──────── Records for processing
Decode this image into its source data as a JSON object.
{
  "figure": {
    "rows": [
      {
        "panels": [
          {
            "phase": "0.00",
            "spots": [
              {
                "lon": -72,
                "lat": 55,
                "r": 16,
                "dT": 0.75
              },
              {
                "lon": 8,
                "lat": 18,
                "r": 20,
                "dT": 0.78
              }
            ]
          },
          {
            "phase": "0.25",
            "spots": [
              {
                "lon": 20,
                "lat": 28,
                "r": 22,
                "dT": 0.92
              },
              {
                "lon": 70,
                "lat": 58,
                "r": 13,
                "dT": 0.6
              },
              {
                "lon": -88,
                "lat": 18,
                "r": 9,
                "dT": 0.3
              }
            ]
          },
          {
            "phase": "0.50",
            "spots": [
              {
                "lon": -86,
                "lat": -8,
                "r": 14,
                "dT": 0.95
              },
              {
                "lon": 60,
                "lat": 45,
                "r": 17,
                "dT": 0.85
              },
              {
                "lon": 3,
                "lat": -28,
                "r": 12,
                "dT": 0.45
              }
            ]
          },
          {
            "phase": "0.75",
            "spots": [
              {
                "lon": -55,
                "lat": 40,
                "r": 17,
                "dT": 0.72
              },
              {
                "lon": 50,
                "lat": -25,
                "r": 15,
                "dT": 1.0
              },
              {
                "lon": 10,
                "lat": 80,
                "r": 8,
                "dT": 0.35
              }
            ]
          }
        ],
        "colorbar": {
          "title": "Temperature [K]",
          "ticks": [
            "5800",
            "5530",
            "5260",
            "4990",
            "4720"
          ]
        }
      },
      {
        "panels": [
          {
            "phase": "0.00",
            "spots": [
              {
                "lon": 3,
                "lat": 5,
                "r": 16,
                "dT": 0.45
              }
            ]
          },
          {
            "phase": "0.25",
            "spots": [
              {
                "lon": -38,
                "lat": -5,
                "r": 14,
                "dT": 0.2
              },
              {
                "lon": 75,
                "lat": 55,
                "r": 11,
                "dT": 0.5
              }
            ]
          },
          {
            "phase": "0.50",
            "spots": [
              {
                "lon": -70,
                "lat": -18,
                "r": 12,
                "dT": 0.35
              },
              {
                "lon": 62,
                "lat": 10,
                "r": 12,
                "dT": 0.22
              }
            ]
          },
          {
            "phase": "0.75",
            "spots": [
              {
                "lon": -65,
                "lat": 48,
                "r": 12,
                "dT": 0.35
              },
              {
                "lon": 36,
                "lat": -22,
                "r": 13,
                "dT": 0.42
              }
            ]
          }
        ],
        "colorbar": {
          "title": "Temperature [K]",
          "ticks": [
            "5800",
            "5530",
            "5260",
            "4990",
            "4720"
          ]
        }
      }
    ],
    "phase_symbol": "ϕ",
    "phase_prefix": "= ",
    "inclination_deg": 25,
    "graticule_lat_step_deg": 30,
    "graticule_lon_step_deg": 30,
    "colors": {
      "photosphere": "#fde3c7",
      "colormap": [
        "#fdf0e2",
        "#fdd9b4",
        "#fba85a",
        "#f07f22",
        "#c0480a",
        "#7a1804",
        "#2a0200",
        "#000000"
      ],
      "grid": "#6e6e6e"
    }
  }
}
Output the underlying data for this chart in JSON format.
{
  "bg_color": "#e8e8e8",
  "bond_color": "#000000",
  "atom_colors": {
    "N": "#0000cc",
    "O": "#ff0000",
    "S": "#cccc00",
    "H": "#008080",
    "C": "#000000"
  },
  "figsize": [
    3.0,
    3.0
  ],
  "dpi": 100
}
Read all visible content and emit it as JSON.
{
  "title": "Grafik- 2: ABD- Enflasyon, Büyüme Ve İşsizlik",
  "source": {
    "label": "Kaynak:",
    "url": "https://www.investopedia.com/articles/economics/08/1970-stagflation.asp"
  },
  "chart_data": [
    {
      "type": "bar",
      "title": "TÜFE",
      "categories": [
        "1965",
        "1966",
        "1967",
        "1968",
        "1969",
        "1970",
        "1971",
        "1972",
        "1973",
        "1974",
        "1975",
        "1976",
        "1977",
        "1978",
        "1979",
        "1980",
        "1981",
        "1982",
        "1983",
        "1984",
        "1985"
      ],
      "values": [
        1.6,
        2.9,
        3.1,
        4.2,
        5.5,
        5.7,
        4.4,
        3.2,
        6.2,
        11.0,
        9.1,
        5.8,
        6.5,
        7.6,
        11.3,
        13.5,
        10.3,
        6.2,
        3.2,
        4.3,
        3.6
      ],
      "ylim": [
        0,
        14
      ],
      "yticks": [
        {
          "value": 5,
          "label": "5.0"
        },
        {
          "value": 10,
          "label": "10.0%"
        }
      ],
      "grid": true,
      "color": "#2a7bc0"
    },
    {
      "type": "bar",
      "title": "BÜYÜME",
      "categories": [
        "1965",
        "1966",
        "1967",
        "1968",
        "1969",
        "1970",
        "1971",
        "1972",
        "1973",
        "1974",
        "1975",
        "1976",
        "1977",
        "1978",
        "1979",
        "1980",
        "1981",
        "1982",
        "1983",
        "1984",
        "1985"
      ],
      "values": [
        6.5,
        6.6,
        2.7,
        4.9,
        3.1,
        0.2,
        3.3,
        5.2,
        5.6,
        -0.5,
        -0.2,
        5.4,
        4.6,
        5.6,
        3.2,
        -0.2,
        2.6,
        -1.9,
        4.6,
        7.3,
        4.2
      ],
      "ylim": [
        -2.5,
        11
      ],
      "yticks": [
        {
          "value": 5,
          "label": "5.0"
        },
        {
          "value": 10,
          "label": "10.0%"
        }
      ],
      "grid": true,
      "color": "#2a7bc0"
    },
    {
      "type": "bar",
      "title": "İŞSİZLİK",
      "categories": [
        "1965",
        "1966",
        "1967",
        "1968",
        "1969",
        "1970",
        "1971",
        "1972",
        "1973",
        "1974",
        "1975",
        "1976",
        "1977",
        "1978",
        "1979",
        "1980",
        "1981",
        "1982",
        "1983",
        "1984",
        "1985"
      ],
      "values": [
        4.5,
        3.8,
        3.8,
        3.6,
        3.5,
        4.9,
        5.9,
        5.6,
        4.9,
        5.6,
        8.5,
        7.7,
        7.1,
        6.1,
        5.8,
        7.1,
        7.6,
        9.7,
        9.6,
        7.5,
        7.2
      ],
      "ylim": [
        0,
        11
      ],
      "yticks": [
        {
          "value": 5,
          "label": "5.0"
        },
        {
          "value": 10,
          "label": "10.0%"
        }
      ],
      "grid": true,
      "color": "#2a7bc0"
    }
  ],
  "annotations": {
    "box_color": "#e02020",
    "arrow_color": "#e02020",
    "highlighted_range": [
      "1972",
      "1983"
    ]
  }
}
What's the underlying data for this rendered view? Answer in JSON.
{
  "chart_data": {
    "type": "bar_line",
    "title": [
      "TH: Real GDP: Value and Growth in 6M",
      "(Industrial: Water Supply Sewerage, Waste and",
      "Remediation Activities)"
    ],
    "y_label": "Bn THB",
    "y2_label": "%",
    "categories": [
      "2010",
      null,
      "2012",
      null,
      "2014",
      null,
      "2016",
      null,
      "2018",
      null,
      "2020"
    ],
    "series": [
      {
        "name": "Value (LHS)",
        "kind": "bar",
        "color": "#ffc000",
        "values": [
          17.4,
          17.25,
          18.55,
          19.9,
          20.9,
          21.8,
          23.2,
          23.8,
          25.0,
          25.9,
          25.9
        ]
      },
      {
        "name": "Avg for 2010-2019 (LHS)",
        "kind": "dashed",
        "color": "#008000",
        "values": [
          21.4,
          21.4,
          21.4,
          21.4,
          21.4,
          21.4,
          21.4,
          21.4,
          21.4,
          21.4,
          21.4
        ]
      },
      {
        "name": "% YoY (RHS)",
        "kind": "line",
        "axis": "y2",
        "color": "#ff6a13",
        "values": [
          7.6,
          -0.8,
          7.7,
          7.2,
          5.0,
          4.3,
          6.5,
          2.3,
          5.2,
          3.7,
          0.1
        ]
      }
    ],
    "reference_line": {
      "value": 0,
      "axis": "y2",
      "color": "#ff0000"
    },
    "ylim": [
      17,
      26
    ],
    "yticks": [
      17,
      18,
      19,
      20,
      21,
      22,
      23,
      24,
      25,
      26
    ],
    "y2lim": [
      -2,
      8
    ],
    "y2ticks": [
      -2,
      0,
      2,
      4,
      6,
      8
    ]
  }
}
────────────────
Report each line in the data that holds the word "title".

          "title": "Temperature [K]",
          "title": "Temperature [K]",
  "title": "Grafik- 2: ABD- Enflasyon, Büyüme Ve İşsizlik",
      "title": "TÜFE",
      "title": "BÜYÜME",
      "title": "İŞSİZLİK",
    "title": [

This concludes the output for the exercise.